◆ GIVEN RECORDS:
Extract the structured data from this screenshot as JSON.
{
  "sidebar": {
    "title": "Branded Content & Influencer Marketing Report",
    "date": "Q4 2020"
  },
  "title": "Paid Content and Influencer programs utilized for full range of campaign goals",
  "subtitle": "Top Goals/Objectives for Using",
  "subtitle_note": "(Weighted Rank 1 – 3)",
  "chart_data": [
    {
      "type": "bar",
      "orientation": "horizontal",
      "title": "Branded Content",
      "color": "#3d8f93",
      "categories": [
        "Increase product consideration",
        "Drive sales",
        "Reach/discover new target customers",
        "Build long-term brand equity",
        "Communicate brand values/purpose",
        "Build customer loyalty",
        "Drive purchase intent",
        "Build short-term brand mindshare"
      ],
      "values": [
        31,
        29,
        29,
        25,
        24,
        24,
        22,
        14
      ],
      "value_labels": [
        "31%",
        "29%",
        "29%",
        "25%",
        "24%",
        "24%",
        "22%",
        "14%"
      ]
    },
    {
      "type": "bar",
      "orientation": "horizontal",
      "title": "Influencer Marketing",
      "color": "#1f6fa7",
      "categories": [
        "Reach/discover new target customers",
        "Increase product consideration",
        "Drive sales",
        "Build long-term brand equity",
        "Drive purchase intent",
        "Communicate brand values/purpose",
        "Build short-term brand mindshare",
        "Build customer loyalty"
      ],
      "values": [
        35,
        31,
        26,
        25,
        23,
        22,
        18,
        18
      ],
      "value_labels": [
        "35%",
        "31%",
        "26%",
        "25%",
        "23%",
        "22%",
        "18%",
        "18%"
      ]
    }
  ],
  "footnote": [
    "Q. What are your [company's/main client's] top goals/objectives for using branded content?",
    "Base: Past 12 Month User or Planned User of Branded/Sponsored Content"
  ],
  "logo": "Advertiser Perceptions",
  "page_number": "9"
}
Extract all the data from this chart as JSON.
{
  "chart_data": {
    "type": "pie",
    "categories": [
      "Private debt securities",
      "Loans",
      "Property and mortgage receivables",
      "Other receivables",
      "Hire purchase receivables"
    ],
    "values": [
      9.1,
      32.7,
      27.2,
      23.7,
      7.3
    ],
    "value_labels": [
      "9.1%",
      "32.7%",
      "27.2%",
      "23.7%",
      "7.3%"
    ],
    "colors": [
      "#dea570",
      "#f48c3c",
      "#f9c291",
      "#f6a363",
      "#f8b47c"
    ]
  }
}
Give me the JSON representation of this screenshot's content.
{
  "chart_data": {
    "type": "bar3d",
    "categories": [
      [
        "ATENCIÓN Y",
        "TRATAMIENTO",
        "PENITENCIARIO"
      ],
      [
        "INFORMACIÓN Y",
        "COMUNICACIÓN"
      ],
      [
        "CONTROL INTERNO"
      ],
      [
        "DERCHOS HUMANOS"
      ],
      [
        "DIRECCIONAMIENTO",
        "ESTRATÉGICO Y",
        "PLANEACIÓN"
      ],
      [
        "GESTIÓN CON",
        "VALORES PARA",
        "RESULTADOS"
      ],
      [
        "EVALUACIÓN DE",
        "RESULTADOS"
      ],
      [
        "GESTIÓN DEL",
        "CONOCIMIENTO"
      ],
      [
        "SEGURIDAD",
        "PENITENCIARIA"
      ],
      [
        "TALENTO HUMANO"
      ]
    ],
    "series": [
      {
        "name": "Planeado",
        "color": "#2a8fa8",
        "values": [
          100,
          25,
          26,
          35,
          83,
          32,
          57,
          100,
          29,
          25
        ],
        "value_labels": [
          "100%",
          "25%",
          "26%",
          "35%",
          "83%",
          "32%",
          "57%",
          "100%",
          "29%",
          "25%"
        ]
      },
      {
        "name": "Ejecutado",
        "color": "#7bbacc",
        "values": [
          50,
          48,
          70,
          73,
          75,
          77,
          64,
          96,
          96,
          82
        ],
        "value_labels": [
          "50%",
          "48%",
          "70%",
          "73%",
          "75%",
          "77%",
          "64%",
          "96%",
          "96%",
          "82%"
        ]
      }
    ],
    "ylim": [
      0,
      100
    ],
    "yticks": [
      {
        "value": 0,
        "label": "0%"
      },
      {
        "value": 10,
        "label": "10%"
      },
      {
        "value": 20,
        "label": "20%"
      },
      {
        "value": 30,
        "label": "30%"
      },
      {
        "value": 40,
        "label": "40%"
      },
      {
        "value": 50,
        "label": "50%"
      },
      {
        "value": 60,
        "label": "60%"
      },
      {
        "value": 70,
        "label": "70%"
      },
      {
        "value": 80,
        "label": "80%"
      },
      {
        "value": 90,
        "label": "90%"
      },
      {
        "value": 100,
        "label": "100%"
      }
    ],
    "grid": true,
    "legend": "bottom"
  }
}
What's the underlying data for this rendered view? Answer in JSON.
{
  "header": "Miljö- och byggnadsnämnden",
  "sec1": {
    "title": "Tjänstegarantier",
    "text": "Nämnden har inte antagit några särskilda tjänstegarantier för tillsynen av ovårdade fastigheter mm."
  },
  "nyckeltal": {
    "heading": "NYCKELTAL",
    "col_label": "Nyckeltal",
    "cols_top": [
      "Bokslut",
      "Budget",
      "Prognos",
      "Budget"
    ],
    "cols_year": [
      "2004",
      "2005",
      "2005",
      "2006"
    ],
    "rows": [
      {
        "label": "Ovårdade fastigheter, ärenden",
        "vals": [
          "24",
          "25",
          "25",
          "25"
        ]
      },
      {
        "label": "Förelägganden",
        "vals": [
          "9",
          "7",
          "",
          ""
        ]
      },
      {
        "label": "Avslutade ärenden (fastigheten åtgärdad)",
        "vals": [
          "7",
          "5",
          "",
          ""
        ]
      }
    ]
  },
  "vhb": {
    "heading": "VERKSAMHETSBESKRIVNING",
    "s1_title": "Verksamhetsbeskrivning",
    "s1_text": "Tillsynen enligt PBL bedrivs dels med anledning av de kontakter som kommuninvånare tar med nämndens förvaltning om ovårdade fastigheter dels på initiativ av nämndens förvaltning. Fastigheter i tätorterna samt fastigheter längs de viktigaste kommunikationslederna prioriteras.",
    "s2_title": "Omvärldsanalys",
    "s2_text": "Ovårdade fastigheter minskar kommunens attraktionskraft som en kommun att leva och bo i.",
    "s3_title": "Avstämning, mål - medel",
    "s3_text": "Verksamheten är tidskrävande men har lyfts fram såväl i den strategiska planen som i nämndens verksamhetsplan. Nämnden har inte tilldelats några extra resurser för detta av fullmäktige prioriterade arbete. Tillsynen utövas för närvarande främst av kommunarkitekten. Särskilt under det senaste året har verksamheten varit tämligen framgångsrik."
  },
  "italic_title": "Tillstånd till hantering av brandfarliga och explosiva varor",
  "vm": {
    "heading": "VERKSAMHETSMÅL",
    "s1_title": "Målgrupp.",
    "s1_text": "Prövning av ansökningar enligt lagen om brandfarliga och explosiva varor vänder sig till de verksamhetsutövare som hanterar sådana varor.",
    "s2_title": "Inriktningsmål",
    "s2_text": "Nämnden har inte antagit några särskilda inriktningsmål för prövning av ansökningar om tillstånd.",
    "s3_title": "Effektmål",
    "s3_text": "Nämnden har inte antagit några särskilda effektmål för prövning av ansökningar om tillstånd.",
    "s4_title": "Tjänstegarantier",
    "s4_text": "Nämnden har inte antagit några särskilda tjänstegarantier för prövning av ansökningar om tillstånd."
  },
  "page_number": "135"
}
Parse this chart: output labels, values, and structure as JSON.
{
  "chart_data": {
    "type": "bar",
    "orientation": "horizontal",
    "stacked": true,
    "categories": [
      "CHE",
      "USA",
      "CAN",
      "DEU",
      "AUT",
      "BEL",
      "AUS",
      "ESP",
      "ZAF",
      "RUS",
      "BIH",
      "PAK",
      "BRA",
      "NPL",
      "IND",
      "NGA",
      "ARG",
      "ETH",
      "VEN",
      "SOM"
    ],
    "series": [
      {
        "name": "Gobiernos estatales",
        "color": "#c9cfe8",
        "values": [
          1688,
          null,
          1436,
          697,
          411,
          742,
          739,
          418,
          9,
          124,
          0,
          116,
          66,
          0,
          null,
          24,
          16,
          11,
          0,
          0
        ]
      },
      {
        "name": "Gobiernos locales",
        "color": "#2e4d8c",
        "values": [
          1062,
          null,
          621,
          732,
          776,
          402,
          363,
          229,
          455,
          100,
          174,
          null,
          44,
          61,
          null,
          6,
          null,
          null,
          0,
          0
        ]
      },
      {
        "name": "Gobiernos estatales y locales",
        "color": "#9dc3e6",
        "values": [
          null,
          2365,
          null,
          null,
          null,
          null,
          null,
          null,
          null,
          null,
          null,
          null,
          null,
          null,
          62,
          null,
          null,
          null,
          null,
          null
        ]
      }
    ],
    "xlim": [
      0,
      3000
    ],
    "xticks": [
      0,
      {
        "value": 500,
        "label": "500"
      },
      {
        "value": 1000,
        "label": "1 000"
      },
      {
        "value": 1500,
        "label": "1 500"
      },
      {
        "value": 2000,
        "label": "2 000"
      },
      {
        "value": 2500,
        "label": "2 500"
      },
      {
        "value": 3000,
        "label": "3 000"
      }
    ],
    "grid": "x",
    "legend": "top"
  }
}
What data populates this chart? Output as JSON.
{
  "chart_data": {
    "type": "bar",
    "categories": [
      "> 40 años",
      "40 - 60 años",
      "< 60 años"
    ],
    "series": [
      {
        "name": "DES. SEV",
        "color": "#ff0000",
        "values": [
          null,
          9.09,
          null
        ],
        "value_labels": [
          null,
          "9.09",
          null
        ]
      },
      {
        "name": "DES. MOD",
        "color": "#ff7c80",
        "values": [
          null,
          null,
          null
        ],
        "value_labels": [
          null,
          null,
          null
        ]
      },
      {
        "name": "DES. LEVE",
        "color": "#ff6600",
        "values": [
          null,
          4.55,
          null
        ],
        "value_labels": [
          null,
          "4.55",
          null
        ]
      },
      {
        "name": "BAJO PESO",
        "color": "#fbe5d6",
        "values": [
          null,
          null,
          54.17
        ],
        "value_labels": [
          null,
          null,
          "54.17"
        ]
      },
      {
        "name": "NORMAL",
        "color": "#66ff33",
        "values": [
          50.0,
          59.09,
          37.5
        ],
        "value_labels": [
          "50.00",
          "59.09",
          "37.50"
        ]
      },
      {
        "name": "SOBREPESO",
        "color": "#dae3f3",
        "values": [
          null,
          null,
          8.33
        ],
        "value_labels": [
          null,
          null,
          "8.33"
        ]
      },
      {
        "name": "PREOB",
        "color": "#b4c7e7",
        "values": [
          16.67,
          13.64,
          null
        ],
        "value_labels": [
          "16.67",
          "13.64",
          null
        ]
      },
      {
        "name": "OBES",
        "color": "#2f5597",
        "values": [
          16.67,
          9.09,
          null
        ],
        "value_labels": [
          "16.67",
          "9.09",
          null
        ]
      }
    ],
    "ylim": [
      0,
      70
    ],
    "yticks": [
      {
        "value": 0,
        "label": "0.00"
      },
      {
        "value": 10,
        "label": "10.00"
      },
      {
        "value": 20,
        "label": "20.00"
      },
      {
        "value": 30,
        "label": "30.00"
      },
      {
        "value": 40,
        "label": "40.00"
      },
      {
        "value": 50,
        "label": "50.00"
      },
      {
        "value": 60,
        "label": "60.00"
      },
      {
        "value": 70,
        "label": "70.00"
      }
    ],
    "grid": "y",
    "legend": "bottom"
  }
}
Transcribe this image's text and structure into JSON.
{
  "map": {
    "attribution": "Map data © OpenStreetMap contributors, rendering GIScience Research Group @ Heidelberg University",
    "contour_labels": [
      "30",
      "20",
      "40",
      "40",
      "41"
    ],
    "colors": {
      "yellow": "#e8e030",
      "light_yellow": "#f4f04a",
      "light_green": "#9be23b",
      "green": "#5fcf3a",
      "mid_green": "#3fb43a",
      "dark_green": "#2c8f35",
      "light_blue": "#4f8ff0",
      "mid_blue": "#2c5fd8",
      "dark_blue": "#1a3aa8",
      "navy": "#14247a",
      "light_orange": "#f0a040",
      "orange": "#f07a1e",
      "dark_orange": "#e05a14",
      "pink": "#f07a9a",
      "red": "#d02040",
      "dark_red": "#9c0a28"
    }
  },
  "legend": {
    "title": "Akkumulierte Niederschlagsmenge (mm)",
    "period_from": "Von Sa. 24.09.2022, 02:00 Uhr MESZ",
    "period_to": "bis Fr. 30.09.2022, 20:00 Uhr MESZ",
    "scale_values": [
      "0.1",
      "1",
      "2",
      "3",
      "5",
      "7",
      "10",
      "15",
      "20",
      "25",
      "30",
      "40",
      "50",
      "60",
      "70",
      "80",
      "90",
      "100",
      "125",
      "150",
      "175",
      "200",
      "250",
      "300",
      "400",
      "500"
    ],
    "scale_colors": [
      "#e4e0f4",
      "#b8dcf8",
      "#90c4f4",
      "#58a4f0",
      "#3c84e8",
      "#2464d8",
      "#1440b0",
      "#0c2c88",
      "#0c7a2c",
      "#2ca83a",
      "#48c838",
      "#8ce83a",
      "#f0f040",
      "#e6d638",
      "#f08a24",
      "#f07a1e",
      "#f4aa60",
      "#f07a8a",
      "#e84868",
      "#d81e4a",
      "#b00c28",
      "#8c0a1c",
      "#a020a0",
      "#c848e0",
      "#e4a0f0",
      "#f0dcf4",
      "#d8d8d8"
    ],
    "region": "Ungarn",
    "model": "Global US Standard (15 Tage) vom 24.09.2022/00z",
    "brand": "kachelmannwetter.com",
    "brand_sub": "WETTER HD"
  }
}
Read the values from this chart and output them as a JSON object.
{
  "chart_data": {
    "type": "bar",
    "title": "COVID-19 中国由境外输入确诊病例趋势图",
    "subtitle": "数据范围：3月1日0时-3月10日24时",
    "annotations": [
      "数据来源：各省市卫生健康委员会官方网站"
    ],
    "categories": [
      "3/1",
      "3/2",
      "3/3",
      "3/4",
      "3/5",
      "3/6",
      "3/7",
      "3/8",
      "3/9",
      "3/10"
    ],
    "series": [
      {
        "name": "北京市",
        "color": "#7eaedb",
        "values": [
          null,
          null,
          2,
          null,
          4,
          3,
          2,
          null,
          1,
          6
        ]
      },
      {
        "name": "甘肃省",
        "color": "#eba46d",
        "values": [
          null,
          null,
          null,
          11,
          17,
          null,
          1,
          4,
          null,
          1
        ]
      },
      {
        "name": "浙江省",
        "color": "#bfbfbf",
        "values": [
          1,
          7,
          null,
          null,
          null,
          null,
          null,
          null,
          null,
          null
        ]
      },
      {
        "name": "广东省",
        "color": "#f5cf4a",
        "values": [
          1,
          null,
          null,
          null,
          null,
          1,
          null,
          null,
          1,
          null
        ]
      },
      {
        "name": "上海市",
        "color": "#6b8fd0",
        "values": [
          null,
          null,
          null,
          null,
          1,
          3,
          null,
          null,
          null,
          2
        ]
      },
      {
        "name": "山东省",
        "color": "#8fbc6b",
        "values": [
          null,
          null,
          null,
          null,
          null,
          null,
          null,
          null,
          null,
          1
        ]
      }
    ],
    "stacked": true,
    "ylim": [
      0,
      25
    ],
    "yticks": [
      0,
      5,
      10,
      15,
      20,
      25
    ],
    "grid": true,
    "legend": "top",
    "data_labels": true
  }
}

◆ WORK TO COMPLETE: Read the lines above. Gather those in which the string "explosiva" is found.

◆ CORRECT ANSWER:
  "italic_title": "Tillstånd till hantering av brandfarliga och explosiva varor",
    "s1_text": "Prövning av ansökningar enligt lagen om brandfarliga och explosiva varor vänder sig till de verksamhetsutövare som hanterar sådana varor.",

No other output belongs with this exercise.